What the task asks = Find all lines in the records that include the word "document", and copy them out.

Supplied material =

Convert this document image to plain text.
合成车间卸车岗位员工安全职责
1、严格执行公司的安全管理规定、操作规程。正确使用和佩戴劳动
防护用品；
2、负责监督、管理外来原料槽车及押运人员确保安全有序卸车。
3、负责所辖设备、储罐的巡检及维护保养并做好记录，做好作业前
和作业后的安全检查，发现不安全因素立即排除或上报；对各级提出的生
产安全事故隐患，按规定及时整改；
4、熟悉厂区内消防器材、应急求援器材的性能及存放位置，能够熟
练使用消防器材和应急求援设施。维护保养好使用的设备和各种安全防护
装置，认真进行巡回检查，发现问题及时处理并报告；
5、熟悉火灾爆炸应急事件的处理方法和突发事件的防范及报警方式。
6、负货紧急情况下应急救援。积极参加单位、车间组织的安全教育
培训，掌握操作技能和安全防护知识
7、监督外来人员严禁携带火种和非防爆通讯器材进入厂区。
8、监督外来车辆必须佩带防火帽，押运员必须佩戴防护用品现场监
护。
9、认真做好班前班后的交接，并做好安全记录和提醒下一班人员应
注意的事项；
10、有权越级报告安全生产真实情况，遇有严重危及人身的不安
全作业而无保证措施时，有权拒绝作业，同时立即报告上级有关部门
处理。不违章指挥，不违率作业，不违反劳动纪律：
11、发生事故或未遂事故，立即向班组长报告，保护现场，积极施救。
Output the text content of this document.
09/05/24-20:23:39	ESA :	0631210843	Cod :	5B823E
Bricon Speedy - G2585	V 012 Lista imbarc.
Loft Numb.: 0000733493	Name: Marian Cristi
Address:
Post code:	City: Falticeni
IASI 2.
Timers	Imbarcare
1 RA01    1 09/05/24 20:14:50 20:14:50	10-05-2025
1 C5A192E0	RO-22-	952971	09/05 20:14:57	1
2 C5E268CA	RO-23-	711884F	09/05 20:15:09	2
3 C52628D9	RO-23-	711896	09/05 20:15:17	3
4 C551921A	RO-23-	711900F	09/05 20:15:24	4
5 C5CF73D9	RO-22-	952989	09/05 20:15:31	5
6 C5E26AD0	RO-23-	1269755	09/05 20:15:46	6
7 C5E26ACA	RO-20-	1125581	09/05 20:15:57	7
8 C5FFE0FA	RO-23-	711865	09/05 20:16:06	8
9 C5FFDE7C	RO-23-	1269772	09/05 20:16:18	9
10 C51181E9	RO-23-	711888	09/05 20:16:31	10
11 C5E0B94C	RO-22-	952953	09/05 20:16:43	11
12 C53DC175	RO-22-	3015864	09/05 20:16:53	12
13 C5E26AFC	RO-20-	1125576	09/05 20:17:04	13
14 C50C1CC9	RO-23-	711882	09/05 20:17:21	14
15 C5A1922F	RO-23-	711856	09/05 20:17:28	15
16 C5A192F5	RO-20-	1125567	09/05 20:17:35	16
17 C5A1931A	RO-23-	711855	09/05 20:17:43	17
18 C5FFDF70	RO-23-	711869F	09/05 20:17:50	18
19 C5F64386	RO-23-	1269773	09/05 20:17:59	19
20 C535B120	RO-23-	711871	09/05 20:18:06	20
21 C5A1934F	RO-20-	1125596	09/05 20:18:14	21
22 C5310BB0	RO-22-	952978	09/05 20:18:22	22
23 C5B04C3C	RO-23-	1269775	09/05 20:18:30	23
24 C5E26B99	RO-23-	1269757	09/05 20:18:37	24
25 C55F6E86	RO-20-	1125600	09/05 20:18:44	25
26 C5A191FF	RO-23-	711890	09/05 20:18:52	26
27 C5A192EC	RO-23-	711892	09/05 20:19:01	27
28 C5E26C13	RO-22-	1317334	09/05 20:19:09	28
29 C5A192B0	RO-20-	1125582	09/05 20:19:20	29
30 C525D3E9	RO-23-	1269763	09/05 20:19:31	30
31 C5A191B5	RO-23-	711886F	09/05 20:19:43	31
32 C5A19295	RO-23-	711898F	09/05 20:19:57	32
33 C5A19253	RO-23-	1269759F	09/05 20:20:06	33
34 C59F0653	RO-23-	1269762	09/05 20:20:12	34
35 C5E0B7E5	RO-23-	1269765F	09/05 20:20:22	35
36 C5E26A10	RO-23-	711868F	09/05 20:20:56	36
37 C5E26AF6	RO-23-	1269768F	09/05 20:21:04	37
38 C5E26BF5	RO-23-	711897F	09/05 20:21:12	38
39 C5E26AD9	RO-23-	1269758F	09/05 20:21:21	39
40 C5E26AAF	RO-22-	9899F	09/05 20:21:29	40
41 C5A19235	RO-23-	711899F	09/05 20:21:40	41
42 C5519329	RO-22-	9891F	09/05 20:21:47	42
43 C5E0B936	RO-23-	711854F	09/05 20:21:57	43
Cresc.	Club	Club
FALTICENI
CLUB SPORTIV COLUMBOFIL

The result =
Convert this document image to plain text.
Output the text content of this document.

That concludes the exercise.